Required work => Copy the lines below as they are; omit the images they contain.

Stored rows =>
_ _ _
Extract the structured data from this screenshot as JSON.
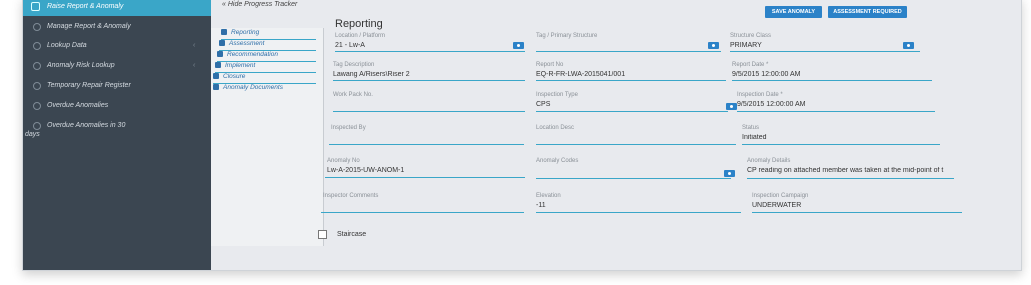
{
  "sidebar": {
    "top_item": "Raise Report & Anomaly",
    "items": [
      {
        "label": "Manage Report & Anomaly",
        "chevron": ""
      },
      {
        "label": "Lookup Data",
        "chevron": "‹"
      },
      {
        "label": "Anomaly Risk Lookup",
        "chevron": "‹"
      },
      {
        "label": "Temporary Repair Register",
        "chevron": ""
      },
      {
        "label": "Overdue Anomalies",
        "chevron": ""
      },
      {
        "label": "Overdue Anomalies in 30",
        "label2": "days",
        "chevron": ""
      }
    ]
  },
  "tracker": {
    "toggle": "« Hide Progress Tracker",
    "items": [
      "Reporting",
      "Assessment",
      "Recommendation",
      "Implement",
      "Closure",
      "Anomaly Documents"
    ]
  },
  "header": {
    "save_label": "SAVE ANOMALY",
    "assessment_label": "ASSESSMENT REQUIRED"
  },
  "page_title": "Reporting",
  "fields": {
    "location": {
      "label": "Location / Platform",
      "value": "21 - Lw-A"
    },
    "tag_primary": {
      "label": "Tag / Primary Structure",
      "value": ""
    },
    "structure_class": {
      "label": "Structure Class",
      "value": "PRIMARY"
    },
    "tag_description": {
      "label": "Tag Description",
      "value": "Lawang A/Risers\\Riser 2"
    },
    "report_no": {
      "label": "Report No",
      "value": "EQ-R-FR-LWA-2015041/001"
    },
    "report_date": {
      "label": "Report Date *",
      "value": "9/5/2015 12:00:00 AM"
    },
    "work_pack_no": {
      "label": "Work Pack No.",
      "value": ""
    },
    "inspection_type": {
      "label": "Inspection Type",
      "value": "CPS"
    },
    "inspection_date": {
      "label": "Inspection Date *",
      "value": "9/5/2015 12:00:00 AM"
    },
    "inspected_by": {
      "label": "Inspected By",
      "value": ""
    },
    "location_desc": {
      "label": "Location Desc",
      "value": ""
    },
    "status": {
      "label": "Status",
      "value": "Initiated"
    },
    "anomaly_no": {
      "label": "Anomaly No",
      "value": "Lw-A-2015-UW-ANOM-1"
    },
    "anomaly_codes": {
      "label": "Anomaly Codes",
      "value": ""
    },
    "anomaly_details": {
      "label": "Anomaly Details",
      "value": "CP reading on attached member was taken at the mid-point of t"
    },
    "inspector_comments": {
      "label": "Inspector Comments",
      "value": ""
    },
    "elevation": {
      "label": "Elevation",
      "value": "-11"
    },
    "inspection_campaign": {
      "label": "Inspection Campaign",
      "value": "UNDERWATER"
    }
  },
  "staircase_label": "Staircase",
  "colors": {
    "accent": "#3aa6c8",
    "button": "#2b82c8",
    "sidebar": "#3b4651"
  }
}
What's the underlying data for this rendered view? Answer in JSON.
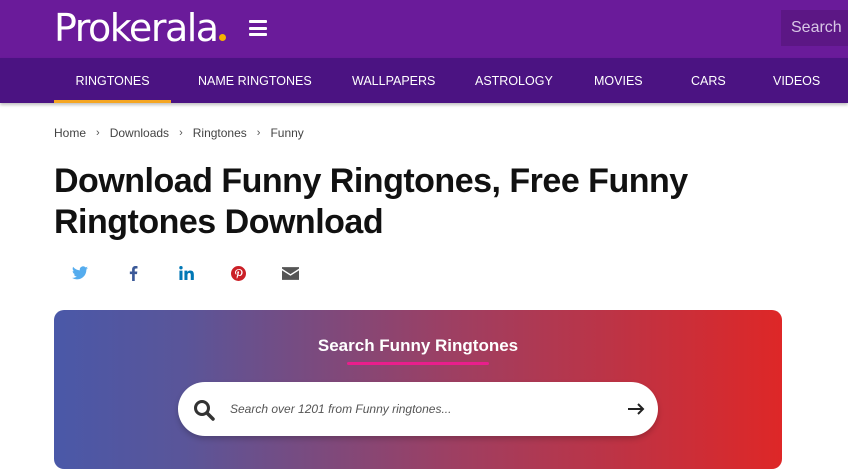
{
  "header": {
    "logo_text": "Prokerala",
    "search_placeholder": "Search"
  },
  "nav": {
    "items": [
      {
        "label": "RINGTONES",
        "active": true
      },
      {
        "label": "NAME RINGTONES",
        "active": false
      },
      {
        "label": "WALLPAPERS",
        "active": false
      },
      {
        "label": "ASTROLOGY",
        "active": false
      },
      {
        "label": "MOVIES",
        "active": false
      },
      {
        "label": "CARS",
        "active": false
      },
      {
        "label": "VIDEOS",
        "active": false
      }
    ]
  },
  "breadcrumb": {
    "items": [
      "Home",
      "Downloads",
      "Ringtones",
      "Funny"
    ],
    "separator": "›"
  },
  "page": {
    "title": "Download Funny Ringtones, Free Funny Ringtones Download"
  },
  "share": {
    "icons": [
      "twitter-icon",
      "facebook-icon",
      "linkedin-icon",
      "pinterest-icon",
      "email-icon"
    ]
  },
  "hero": {
    "title": "Search Funny Ringtones",
    "search_placeholder": "Search over 1201 from Funny ringtones..."
  },
  "colors": {
    "header_bg": "#6a1b9a",
    "nav_bg": "#4b1382",
    "active_underline": "#f5a623",
    "twitter": "#55acee",
    "facebook": "#3b5998",
    "linkedin": "#0077b5",
    "pinterest": "#cb2027",
    "email": "#555555",
    "hero_start": "#4a58a8",
    "hero_end": "#de2727",
    "hero_underline": "#e91e8c"
  }
}
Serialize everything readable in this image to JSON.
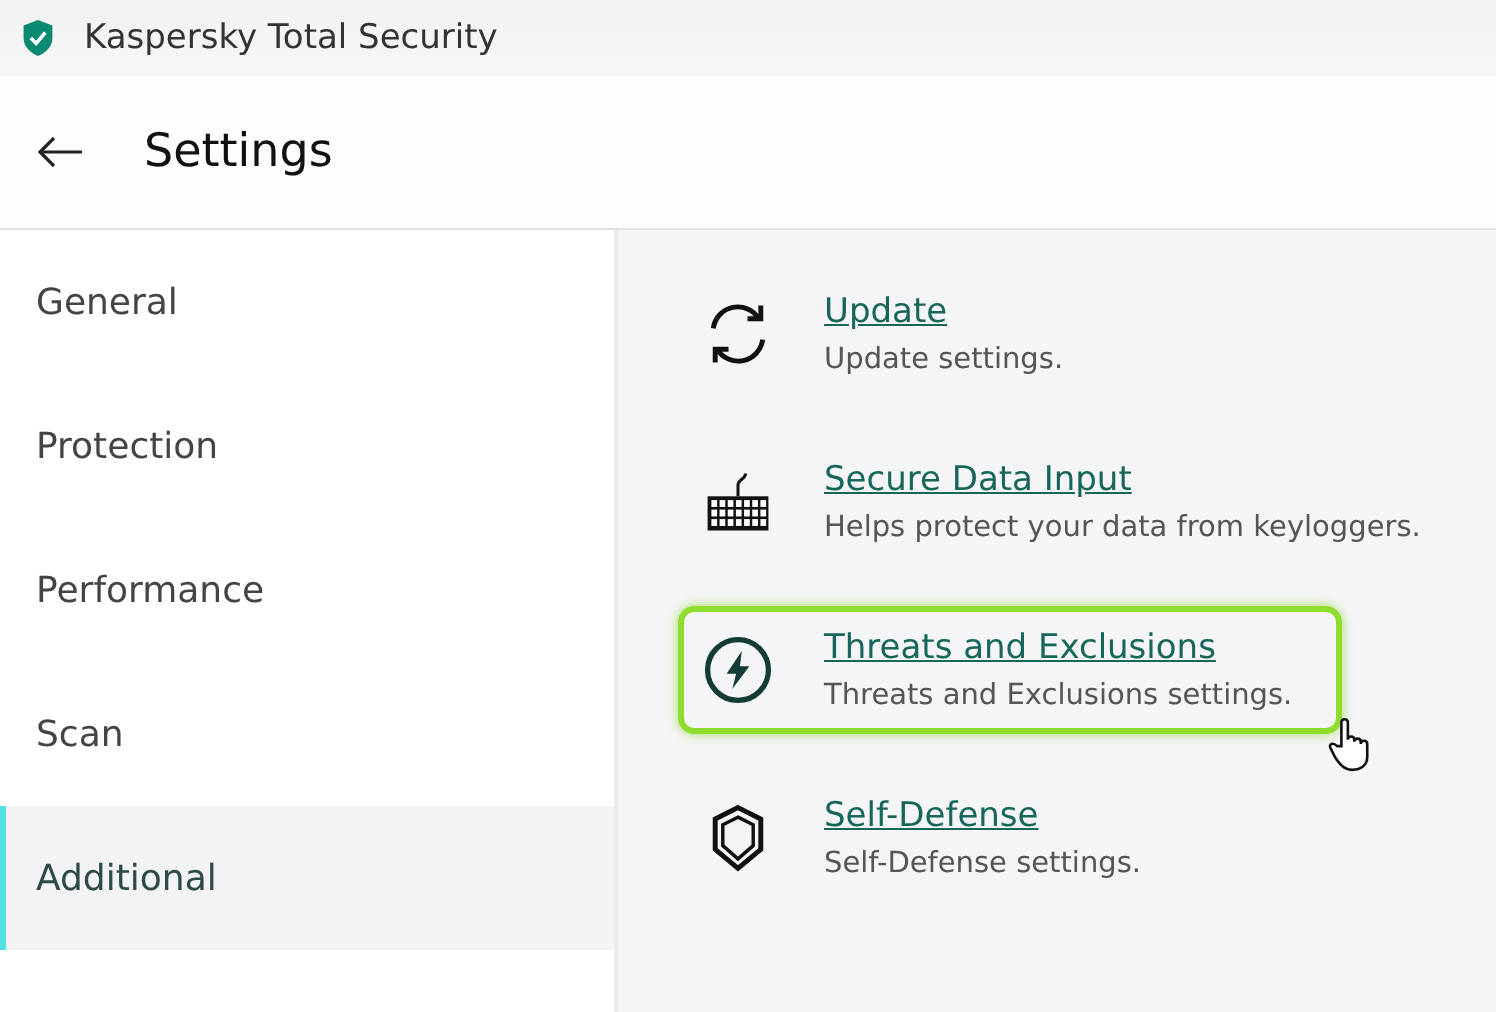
_ _ _
Correct response =>
Extract the structured data from this screenshot as JSON.
{
  "sidebar": {
    "top_item": "Raise Report & Anomaly",
    "items": [
      {
        "label": "Manage Report & Anomaly",
        "chevron": ""
      },
      {
        "label": "Lookup Data",
        "chevron": "‹"
      },
      {
        "label": "Anomaly Risk Lookup",
        "chevron": "‹"
      },
      {
        "label": "Temporary Repair Register",
        "chevron": ""
      },
      {
        "label": "Overdue Anomalies",
        "chevron": ""
      },
      {
        "label": "Overdue Anomalies in 30",
        "label2": "days",
        "chevron": ""
      }
    ]
  },
  "tracker": {
    "toggle": "« Hide Progress Tracker",
    "items": [
      "Reporting",
      "Assessment",
      "Recommendation",
      "Implement",
      "Closure",
      "Anomaly Documents"
    ]
  },
  "header": {
    "save_label": "SAVE ANOMALY",
    "assessment_label": "ASSESSMENT REQUIRED"
  },
  "page_title": "Reporting",
  "fields": {
    "location": {
      "label": "Location / Platform",
      "value": "21 - Lw-A"
    },
    "tag_primary": {
      "label": "Tag / Primary Structure",
      "value": ""
    },
    "structure_class": {
      "label": "Structure Class",
      "value": "PRIMARY"
    },
    "tag_description": {
      "label": "Tag Description",
      "value": "Lawang A/Risers\\Riser 2"
    },
    "report_no": {
      "label": "Report No",
      "value": "EQ-R-FR-LWA-2015041/001"
    },
    "report_date": {
      "label": "Report Date *",
      "value": "9/5/2015 12:00:00 AM"
    },
    "work_pack_no": {
      "label": "Work Pack No.",
      "value": ""
    },
    "inspection_type": {
      "label": "Inspection Type",
      "value": "CPS"
    },
    "inspection_date": {
      "label": "Inspection Date *",
      "value": "9/5/2015 12:00:00 AM"
    },
    "inspected_by": {
      "label": "Inspected By",
      "value": ""
    },
    "location_desc": {
      "label": "Location Desc",
      "value": ""
    },
    "status": {
      "label": "Status",
      "value": "Initiated"
    },
    "anomaly_no": {
      "label": "Anomaly No",
      "value": "Lw-A-2015-UW-ANOM-1"
    },
    "anomaly_codes": {
      "label": "Anomaly Codes",
      "value": ""
    },
    "anomaly_details": {
      "label": "Anomaly Details",
      "value": "CP reading on attached member was taken at the mid-point of t"
    },
    "inspector_comments": {
      "label": "Inspector Comments",
      "value": ""
    },
    "elevation": {
      "label": "Elevation",
      "value": "-11"
    },
    "inspection_campaign": {
      "label": "Inspection Campaign",
      "value": "UNDERWATER"
    }
  },
  "staircase_label": "Staircase",
  "colors": {
    "accent": "#3aa6c8",
    "button": "#2b82c8",
    "sidebar": "#3b4651"
  }
}
What's the underlying data for this rendered view? Answer in JSON.
{
  "header": {
    "logo_text": "Prokerala",
    "search_placeholder": "Search"
  },
  "nav": {
    "items": [
      {
        "label": "RINGTONES",
        "active": true
      },
      {
        "label": "NAME RINGTONES",
        "active": false
      },
      {
        "label": "WALLPAPERS",
        "active": false
      },
      {
        "label": "ASTROLOGY",
        "active": false
      },
      {
        "label": "MOVIES",
        "active": false
      },
      {
        "label": "CARS",
        "active": false
      },
      {
        "label": "VIDEOS",
        "active": false
      }
    ]
  },
  "breadcrumb": {
    "items": [
      "Home",
      "Downloads",
      "Ringtones",
      "Funny"
    ],
    "separator": "›"
  },
  "page": {
    "title": "Download Funny Ringtones, Free Funny Ringtones Download"
  },
  "share": {
    "icons": [
      "twitter-icon",
      "facebook-icon",
      "linkedin-icon",
      "pinterest-icon",
      "email-icon"
    ]
  },
  "hero": {
    "title": "Search Funny Ringtones",
    "search_placeholder": "Search over 1201 from Funny ringtones..."
  },
  "colors": {
    "header_bg": "#6a1b9a",
    "nav_bg": "#4b1382",
    "active_underline": "#f5a623",
    "twitter": "#55acee",
    "facebook": "#3b5998",
    "linkedin": "#0077b5",
    "pinterest": "#cb2027",
    "email": "#555555",
    "hero_start": "#4a58a8",
    "hero_end": "#de2727",
    "hero_underline": "#e91e8c"
  }
}
Serialize everything readable in this image to JSON.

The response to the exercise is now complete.